-------- Given text

Small package agreements and negotiations are incredibly complex and require detailed planning in order to optimize results. Below is a list of critical items to consider in any negotiation:
1. Know What’s Important to Your Organization
Really consider what your organization needs to achieve from a service, cost and brand perspective. Different groups have difference goals, so check with sales, customer service, executive management and the operations team top make sure the direction is clear. If one group wants to halve transit time and another wants massive cost reductions, you might need to have some internal discussions before heading to market.
2. Have your Analytics Down
Your existing carrier(s) know your shipping characteristics backwards and forwards, so make sure detailed analytics are done on your side to enable a more level-playing field and a more powerful negotiation. You must know the positive and negative aspects of your shipping profile to determine a strategy for achieving your desired outcome.

----------------
-------- Dataset excerpts

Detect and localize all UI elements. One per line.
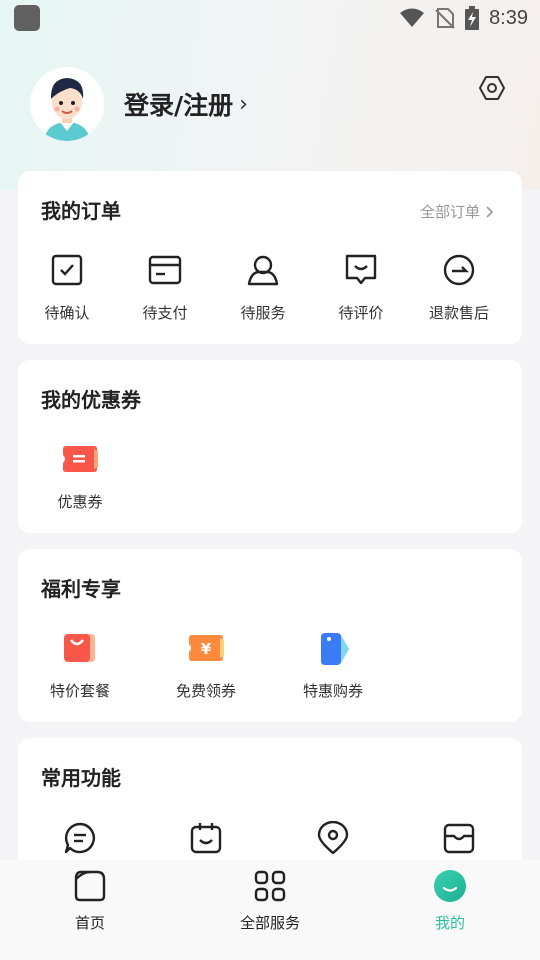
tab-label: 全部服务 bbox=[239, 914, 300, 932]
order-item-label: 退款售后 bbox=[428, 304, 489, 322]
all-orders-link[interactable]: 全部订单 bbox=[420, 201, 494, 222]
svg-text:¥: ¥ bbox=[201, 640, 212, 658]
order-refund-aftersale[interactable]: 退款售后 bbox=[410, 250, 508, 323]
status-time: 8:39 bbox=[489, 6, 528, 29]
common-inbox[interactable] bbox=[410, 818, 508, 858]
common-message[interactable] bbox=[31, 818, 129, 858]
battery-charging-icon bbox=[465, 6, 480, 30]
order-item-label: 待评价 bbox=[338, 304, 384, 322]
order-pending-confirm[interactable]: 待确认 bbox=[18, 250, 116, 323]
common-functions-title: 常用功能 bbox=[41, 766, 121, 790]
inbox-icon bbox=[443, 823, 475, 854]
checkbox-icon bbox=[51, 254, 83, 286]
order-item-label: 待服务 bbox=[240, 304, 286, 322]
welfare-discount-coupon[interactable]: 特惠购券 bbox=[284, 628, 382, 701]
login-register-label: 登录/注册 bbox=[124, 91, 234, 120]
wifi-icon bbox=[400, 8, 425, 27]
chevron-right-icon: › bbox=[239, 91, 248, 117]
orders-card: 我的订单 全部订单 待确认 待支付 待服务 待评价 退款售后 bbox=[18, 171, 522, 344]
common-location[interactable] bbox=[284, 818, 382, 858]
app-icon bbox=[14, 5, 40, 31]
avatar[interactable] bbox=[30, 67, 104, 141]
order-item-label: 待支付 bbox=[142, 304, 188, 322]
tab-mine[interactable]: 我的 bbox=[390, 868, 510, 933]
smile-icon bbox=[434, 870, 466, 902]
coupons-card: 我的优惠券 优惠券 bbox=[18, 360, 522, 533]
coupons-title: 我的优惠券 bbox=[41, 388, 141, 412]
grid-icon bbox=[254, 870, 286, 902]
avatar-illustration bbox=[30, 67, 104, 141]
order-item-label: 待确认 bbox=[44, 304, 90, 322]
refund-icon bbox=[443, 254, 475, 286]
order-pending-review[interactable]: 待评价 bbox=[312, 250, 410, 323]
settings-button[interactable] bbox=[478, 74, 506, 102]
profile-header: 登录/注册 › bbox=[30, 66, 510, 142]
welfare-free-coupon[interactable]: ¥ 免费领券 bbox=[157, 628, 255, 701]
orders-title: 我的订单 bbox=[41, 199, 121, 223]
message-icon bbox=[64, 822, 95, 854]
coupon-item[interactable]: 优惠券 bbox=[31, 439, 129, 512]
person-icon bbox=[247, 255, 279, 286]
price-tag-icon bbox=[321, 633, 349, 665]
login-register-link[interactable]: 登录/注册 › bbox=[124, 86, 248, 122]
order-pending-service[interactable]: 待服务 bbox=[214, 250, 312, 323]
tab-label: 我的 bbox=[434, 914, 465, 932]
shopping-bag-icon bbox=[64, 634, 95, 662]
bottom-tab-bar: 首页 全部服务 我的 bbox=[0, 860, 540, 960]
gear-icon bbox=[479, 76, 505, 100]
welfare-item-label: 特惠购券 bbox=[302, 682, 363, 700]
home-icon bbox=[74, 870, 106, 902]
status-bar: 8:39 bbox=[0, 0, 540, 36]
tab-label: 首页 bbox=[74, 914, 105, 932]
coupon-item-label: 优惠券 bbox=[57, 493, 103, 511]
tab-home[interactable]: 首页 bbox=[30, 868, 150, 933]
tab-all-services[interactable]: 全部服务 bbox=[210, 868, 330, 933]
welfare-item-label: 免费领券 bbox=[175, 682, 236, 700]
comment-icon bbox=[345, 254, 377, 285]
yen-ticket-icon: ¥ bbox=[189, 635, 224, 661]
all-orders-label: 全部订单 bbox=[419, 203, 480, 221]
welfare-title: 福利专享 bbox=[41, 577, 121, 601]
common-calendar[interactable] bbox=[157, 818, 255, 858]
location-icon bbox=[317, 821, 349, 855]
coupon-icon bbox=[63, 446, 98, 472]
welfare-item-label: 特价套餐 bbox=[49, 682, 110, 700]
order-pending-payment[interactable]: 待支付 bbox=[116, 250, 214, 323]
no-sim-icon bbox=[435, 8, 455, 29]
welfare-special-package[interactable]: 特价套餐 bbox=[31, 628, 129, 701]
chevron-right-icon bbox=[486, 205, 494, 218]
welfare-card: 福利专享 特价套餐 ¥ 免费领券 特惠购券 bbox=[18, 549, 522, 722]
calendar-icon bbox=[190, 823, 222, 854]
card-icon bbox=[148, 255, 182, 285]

----------------

_Goals_:
1. Return the passage of the negotiation text from "2. Have your" to "your desired outcome.".
2. Answer these questions using the negotiation text:
(a) What do small package agreements and negotiations require in order to optimize results?
(b) Which groups should be consulted to make sure the direction is clear?
(c) Who knows your shipping characteristics backwards and forwards?
The records have no connection to the negotiation text.

_Answers in order_:
1.
2. Have your Analytics Down
Your existing carrier(s) know your shipping characteristics backwards and forwards, so make sure detailed analytics are done on your side to enable a more level-playing field and a more powerful negotiation. You must know the positive and negative aspects of your shipping profile to determine a strategy for achieving your desired outcome.

2.
(a) Detailed planning.
(b) Sales, customer service, executive management and the operations team.
(c) Your existing carrier(s).